* [Prompt 1]
Rewrite the passage on injective and surjective functions from "Hence, f is surjective." up to and including "but not surjective.", changing "surjective" to "onto".
* [Prompt 2]
In the passage on injective and surjective functions, which pair is chosen to show that the function on the real plane is not surjective?

* [Article]
○ ○ ○
Hence, f is injective.

Suppose $y \in \real$ . I need $x \in \real$ such that $f(x) = y$ . I will work backwards to "guess" what x should be, then verify my guess.

$f(x) = y$ means $x^3 + 13 = y$ , so $x^3 = y - 13$ , and $x = (y - 13)^{1/3}$ . That's my "guess" for x; I still have to show it works. (Why doesn't what I did prove it? Because I worked backwards, so I have to check that all the steps I took are reversible.) Here's the check:

$$f((y - 13)^{1/3}) = [(y - 13)^{1/3}]^3 + 13 = y - 13 + 13 = y.$$

Hence, f is surjective. Since f is injective and surjective, it's bijective.

Example. $f: \real^2 \to \real^2$ is defined by

$$f(x, y) = (x^3 + 2, x + e^y).$$

Show that f is injective, but not surjective.

To show f is injective, suppose $f(a, b) = f(c, d)$ . Then

$$(a^3 + 2, a + e^b) = (c^3 + 2, c + e^d).$$

Equating the first components, I have

$$\eqalign{ a^3 + 2 & = c^3 + 2 \cr a^3 & = c^3 \cr a & = c \cr}$$

Equating the second components and using $a = c$ , I have

$$\eqalign{ a + e^b & = c + e^d \cr e^b & = e^d \cr \ln e^b & = \ln e^d \cr b & = d \cr}$$

Hence, $(a, b) = (c, d)$ , so f is injective.

To show f is not surjective, I must find a pair in $\real^2$ which is not an output of f. There are lots of pairs which work; I will use $(10, 0)$ . So suppose $f(x, y) = (10, 0)$ . Then

$$(x^3 + 2, x + e^y) = (10, 0).$$

Equating the first components, I have

$$\eqalign{ x^3 + 2 & = 10 \cr x^3 & = 8 \cr x & = 2 \cr}$$

Equating the second components and using $x = 2$ , I have

$$\eqalign{ x + e^y & = 0 \cr 2 + e^y & = 0 \cr e^y & = -2 \cr}$$

This is a contradiction, since $e^y > 0$ for all y. So there is no input $(x, y)$ such that $f(x, y) = (10, 0)$ , and hence f is not surjective.

The thought process I used in choosing $(10, 0)$ was this. I saw that the expression $e^y$ was restricted in the values it can take: It's always positive. So I tried to get a contradiction by forcing it to equal a negative number. I could do this by forcing x in $x + e^y$ to be positive. I could force $x > 0$ by setting the first component $x^3 + 2$ to a value so that solving for x would produce a positive number --- 10 happens to work.
○ ○ ○
* [Stored data]
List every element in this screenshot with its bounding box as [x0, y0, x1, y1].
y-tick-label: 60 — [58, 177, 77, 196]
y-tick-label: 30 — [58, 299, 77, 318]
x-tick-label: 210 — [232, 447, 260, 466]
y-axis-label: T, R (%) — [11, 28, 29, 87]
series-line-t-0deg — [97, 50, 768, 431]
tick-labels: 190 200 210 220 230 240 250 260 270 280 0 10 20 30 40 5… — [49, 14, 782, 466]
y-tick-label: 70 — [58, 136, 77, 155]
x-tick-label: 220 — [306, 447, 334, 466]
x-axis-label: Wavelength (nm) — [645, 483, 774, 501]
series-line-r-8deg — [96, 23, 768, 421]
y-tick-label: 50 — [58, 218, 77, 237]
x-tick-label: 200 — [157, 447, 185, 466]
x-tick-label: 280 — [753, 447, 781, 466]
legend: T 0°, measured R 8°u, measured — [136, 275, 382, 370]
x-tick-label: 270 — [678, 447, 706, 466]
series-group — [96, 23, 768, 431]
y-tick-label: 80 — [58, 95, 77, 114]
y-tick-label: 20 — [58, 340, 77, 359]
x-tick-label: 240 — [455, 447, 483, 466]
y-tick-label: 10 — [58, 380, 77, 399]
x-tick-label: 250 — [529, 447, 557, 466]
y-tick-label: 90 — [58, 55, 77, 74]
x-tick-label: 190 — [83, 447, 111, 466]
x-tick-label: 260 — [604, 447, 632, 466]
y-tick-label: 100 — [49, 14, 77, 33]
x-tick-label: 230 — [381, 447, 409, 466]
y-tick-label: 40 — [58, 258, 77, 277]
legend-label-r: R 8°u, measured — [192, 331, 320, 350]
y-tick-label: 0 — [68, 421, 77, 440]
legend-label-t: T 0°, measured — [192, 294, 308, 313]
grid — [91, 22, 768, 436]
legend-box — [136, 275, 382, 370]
○ ○ ○
* [Response 1]
Hence, f is onto. Since f is injective and onto, it's bijective.

Example. $f: \real^2 \to \real^2$ is defined by

$$f(x, y) = (x^3 + 2, x + e^y).$$

Show that f is injective, but not onto.

* [Response 2]
The pair (10, 0).